*Dataset records*:
● ● ● ●

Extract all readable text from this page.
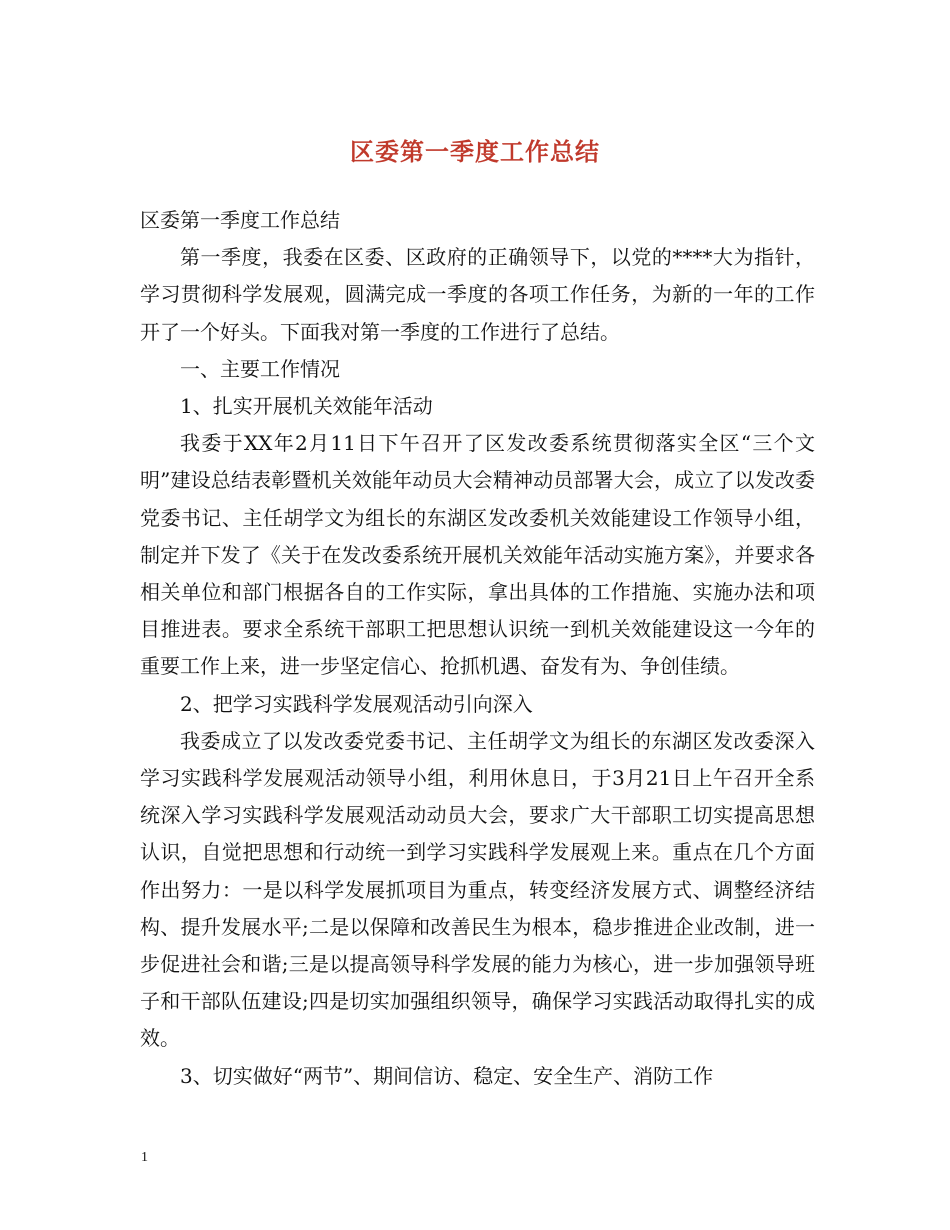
区委第一季度工作总结

区委第一季度工作总结

第一季度，我委在区委、区政府的正确领导下，以党的****大为指针，学习贯彻科学发展观，圆满完成一季度的各项工作任务，为新的一年的工作开了一个好头。下面我对第一季度的工作进行了总结。

一、主要工作情况

1、扎实开展机关效能年活动

我委于XX年2月11日下午召开了区发改委系统贯彻落实全区“三个文明”建设总结表彰暨机关效能年动员大会精神动员部署大会，成立了以发改委党委书记、主任胡学文为组长的东湖区发改委机关效能建设工作领导小组，制定并下发了《关于在发改委系统开展机关效能年活动实施方案》，并要求各相关单位和部门根据各自的工作实际，拿出具体的工作措施、实施办法和项目推进表。要求全系统干部职工把思想认识统一到机关效能建设这一今年的重要工作上来，进一步坚定信心、抢抓机遇、奋发有为、争创佳绩。

2、把学习实践科学发展观活动引向深入

我委成立了以发改委党委书记、主任胡学文为组长的东湖区发改委深入学习实践科学发展观活动领导小组，利用休息日，于3月21日上午召开全系统深入学习实践科学发展观活动动员大会，要求广大干部职工切实提高思想认识，自觉把思想和行动统一到学习实践科学发展观上来。重点在几个方面作出努力：一是以科学发展抓项目为重点，转变经济发展方式、调整经济结构、提升发展水平;二是以保障和改善民生为根本，稳步推进企业改制，进一步促进社会和谐;三是以提高领导科学发展的能力为核心，进一步加强领导班子和干部队伍建设;四是切实加强组织领导，确保学习实践活动取得扎实的成效。

3、切实做好“两节”、期间信访、稳定、安全生产、消防工作

1
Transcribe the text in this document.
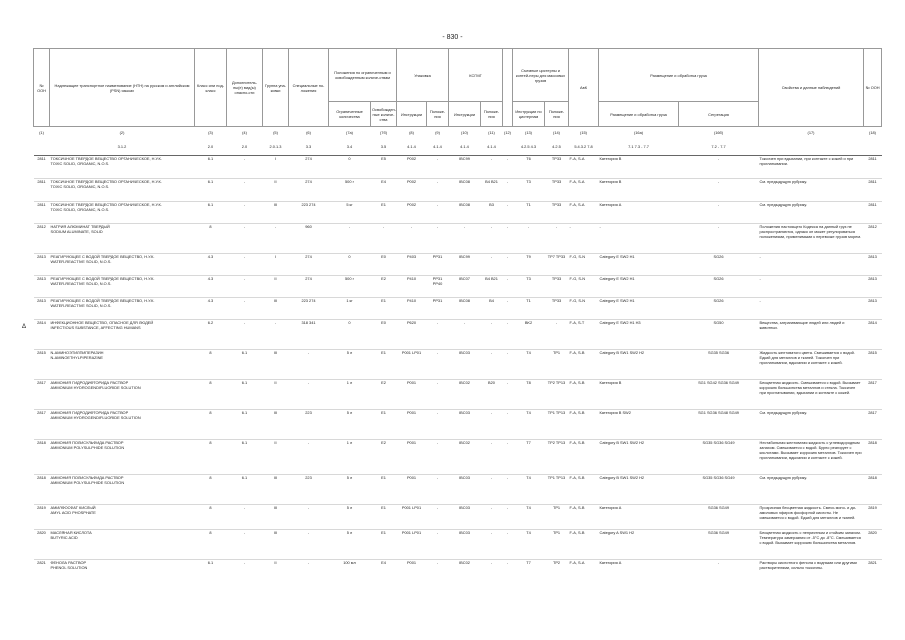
- 830 -
№ ООН	Надлежащее транспортное наименование (НТН) на русском и английском (PSN) языках	Класс или под-класс	Дополнитель-ны(е) вид(ы) опасно-сти	Группа упа-ковки	Специальные по-ложения	Положения по ограниченным и освобожденным количе-ствам		Упаковка		КСГМГ			Съемные цистерны и контей-неры для массовых грузов		АвК	Размещение и обработка груза		Свойства и данные наблюдений	№ ООН
						Ограниченные количества	Освобожден-ные количе-ства	Инструкции	Положе-ния	Инструкции	Положе-ния		Инструкции по цистернам	Положе-ния		Размещение и обработка груза	Сегрегация		
(1)	(2)	(3)	(4)	(5)	(6)	(7a)	(7б)	(8)	(9)	(10)	(11)	(12)	(13)	(14)	(15)	(16a)	(16б)	(17)	(18)
	3.1.2	2.0	2.0	2.0.1.3	3.3	3.4	3.5	4.1.4	4.1.4	4.1.4	4.1.4		4.2.5 4.3	4.2.5	5.4.3.2 7.8	7.1 7.3 - 7.7	7.2 - 7.7		
2811	ТОКСИЧНОЕ ТВЕРДОЕ ВЕЩЕСТВО ОРГАНИЧЕСКОЕ, Н.У.К.
TOXIC SOLID, ORGANIC, N.O.S.	6.1	-	I	274	0	E5	P002	-	IBC99	-	-	T6	TP33	F-A, S-A	Категория B	-	Токсичен при вдыхании, при контакте с кожей и при проглатывании.	2811
2811	ТОКСИЧНОЕ ТВЕРДОЕ ВЕЩЕСТВО ОРГАНИЧЕСКОЕ, Н.У.К.
TOXIC SOLID, ORGANIC, N.O.S.	6.1	-	II	274	500 г	E4	P002	-	IBC08	B4 B21	-	T3	TP33	F-A, S-A	Категория B	-	См. предыдущую рубрику.	2811
2811	ТОКСИЧНОЕ ТВЕРДОЕ ВЕЩЕСТВО ОРГАНИЧЕСКОЕ, Н.У.К.
TOXIC SOLID, ORGANIC, N.O.S.	6.1	-	III	223 274	5 кг	E1	P002	-	IBC08	B3	-	T1	TP33	F-A, S-A	Категория A	-	См. предыдущую рубрику.	2811
2812	НАТРИЯ АЛЮМИНАТ ТВЕРДЫЙ
SODIUM ALUMINATE, SOLID	8	-	-	960	-	-	-	-	-	-	-	-	-	-	-	-	Положения настоящего Кодекса на данный груз не распространяются, однако он может регулироваться положениями, применимыми к перевозке грузов морем.	2812
2813	РЕАГИРУЮЩЕЕ С ВОДОЙ ТВЕРДОЕ ВЕЩЕСТВО, Н.У.К.
WATER-REACTIVE SOLID, N.O.S.	4.3	-	I	274	0	E0	P403	PP31	IBC99	-	-	T9	TP7 TP33	F-G, S-N	Category E SW2 H1	SG26	-	2813
2813	РЕАГИРУЮЩЕЕ С ВОДОЙ ТВЕРДОЕ ВЕЩЕСТВО, Н.У.К.
WATER-REACTIVE SOLID, N.O.S.	4.3	-	II	274	500 г	E2	P410	PP31 PP40	IBC07	B4 B21	-	T3	TP33	F-G, S-N	Category E SW2 H1	SG26	-	2813
2813	РЕАГИРУЮЩЕЕ С ВОДОЙ ТВЕРДОЕ ВЕЩЕСТВО, Н.У.К.
WATER-REACTIVE SOLID, N.O.S.	4.3	-	III	223 274	1 кг	E1	P410	PP31	IBC08	B4	-	T1	TP33	F-G, S-N	Category E SW2 H1	SG26	-	2813
2814	ИНФЕКЦИОННОЕ ВЕЩЕСТВО, ОПАСНОЕ ДЛЯ ЛЮДЕЙ
INFECTIOUS SUBSTANCE, AFFECTING HUMANS	6.2	-	-	318 341	0	E0	P620	-	-	-	-	BK2	-	F-A, S-T	Category E SW2 H1 H3	SG50	Вещества, затрагивающие людей или людей и животных.	2814
2815	N-АМИНОЭТИЛПИПЕРАЗИН
N-AMINOETHYLPIPERAZINE	8	6.1	III	-	5 л	E1	P001 LP01	-	IBC03	-	-	T4	TP1	F-A, S-B	Category B SW1 SW2 H2	SG35 SG36	Жидкость желтоватого цвета. Смешивается с водой. Едкий для металлов и тканей. Токсичен при проглатывании, вдыхании и контакте с кожей.	2815
2817	АММОНИЯ ГИДРОДИФТОРИДА РАСТВОР
AMMONIUM HYDROGENDIFLUORIDE SOLUTION	8	6.1	II	-	1 л	E2	P001	-	IBC02	B20	-	T8	TP2 TP13	F-A, S-B	Категория B	SG1 SG42 SG36 SG49	Бесцветная жидкость. Смешивается с водой. Вызывает коррозию большинства металлов и стекла. Токсичен при проглатывании, вдыхании и контакте с кожей.	2817
2817	АММОНИЯ ГИДРОДИФТОРИДА РАСТВОР
AMMONIUM HYDROGENDIFLUORIDE SOLUTION	8	6.1	III	223	5 л	E1	P001	-	IBC03	-	-	T4	TP1 TP13	F-A, S-B	Категория B SW2	SG1 SG36 SG48 SG49	См. предыдущую рубрику.	2817
2818	АММОНИЯ ПОЛИСУЛЬФИДА РАСТВОР
AMMONIUM POLYSULPHIDE SOLUTION	8	6.1	II	-	1 л	E2	P001	-	IBC02	-	-	T7	TP2 TP13	F-A, S-B	Category B SW1 SW2 H2	SG35 SG36 SG49	Нестабильная желтоватая жидкость с углеводородным запахом. Смешивается с водой. Бурно реагирует с кислотами. Вызывает коррозию металлов. Токсичен при проглатывании, вдыхании и контакте с кожей.	2818
2818	АММОНИЯ ПОЛИСУЛЬФИДА РАСТВОР
AMMONIUM POLYSULPHIDE SOLUTION	8	6.1	III	223	5 л	E1	P001	-	IBC03	-	-	T4	TP1 TP13	F-A, S-B	Category B SW1 SW2 H2	SG35 SG36 SG49	См. предыдущую рубрику.	2818
2819	АМИЛФОСФАТ КИСЛЫЙ
AMYL ACID PHOSPHATE	8	-	III	-	5 л	E1	P001 LP01	-	IBC03	-	-	T4	TP1	F-A, S-B	Категория A	SG36 SG49	Прозрачная бесцветная жидкость. Смесь моно- и ди-амиловых эфиров фосфорной кислоты. Не смешивается с водой. Едкий для металлов и тканей.	2819
2820	МАСЛЯНАЯ КИСЛОТА
BUTYRIC ACID	8	-	III	-	5 л	E1	P001 LP01	-	IBC03	-	-	T4	TP1	F-A, S-B	Category A SW1 H2	SG36 SG49	Бесцветная жидкость с неприятным и стойким запахом. Температура замерзания от -5°C до -8°C. Смешивается с водой. Вызывает коррозию большинства металлов.	2820
2821	ФЕНОЛА РАСТВОР
PHENOL SOLUTION	6.1	-	II	-	100 мл	E4	P001	-	IBC02	-	-	T7	TP2	F-A, S-A	Категория A	-	Растворы кислотного фенола с водными или другими растворителями, сильно токсичны.	2821
Δ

● ● ● ●

*Required work*: Answer with one number only: how many lines above contain the word "this".

*Complete output*: 2